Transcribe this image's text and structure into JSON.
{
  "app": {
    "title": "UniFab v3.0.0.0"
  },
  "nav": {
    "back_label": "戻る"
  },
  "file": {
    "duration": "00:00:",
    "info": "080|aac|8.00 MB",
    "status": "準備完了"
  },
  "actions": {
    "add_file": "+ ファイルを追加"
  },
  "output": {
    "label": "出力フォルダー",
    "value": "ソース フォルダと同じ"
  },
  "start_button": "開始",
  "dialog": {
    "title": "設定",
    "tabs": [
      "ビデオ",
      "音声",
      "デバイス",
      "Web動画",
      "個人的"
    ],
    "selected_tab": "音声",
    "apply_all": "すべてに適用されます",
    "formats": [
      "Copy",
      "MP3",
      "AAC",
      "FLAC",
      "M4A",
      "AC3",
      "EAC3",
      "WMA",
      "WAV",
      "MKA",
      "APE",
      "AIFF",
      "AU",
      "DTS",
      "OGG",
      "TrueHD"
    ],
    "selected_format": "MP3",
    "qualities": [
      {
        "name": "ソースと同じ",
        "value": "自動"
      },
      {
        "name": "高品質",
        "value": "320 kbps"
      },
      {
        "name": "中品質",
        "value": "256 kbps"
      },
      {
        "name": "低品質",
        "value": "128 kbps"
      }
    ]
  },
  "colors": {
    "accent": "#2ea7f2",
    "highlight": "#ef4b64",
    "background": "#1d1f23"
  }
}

### Requirement
Write the listing out again, exactly as shown above.

### The solution
Transcribe this image's text and structure into JSON.
{
  "app": {
    "title": "UniFab v3.0.0.0"
  },
  "nav": {
    "back_label": "戻る"
  },
  "file": {
    "duration": "00:00:",
    "info": "080|aac|8.00 MB",
    "status": "準備完了"
  },
  "actions": {
    "add_file": "+ ファイルを追加"
  },
  "output": {
    "label": "出力フォルダー",
    "value": "ソース フォルダと同じ"
  },
  "start_button": "開始",
  "dialog": {
    "title": "設定",
    "tabs": [
      "ビデオ",
      "音声",
      "デバイス",
      "Web動画",
      "個人的"
    ],
    "selected_tab": "音声",
    "apply_all": "すべてに適用されます",
    "formats": [
      "Copy",
      "MP3",
      "AAC",
      "FLAC",
      "M4A",
      "AC3",
      "EAC3",
      "WMA",
      "WAV",
      "MKA",
      "APE",
      "AIFF",
      "AU",
      "DTS",
      "OGG",
      "TrueHD"
    ],
    "selected_format": "MP3",
    "qualities": [
      {
        "name": "ソースと同じ",
        "value": "自動"
      },
      {
        "name": "高品質",
        "value": "320 kbps"
      },
      {
        "name": "中品質",
        "value": "256 kbps"
      },
      {
        "name": "低品質",
        "value": "128 kbps"
      }
    ]
  },
  "colors": {
    "accent": "#2ea7f2",
    "highlight": "#ef4b64",
    "background": "#1d1f23"
  }
}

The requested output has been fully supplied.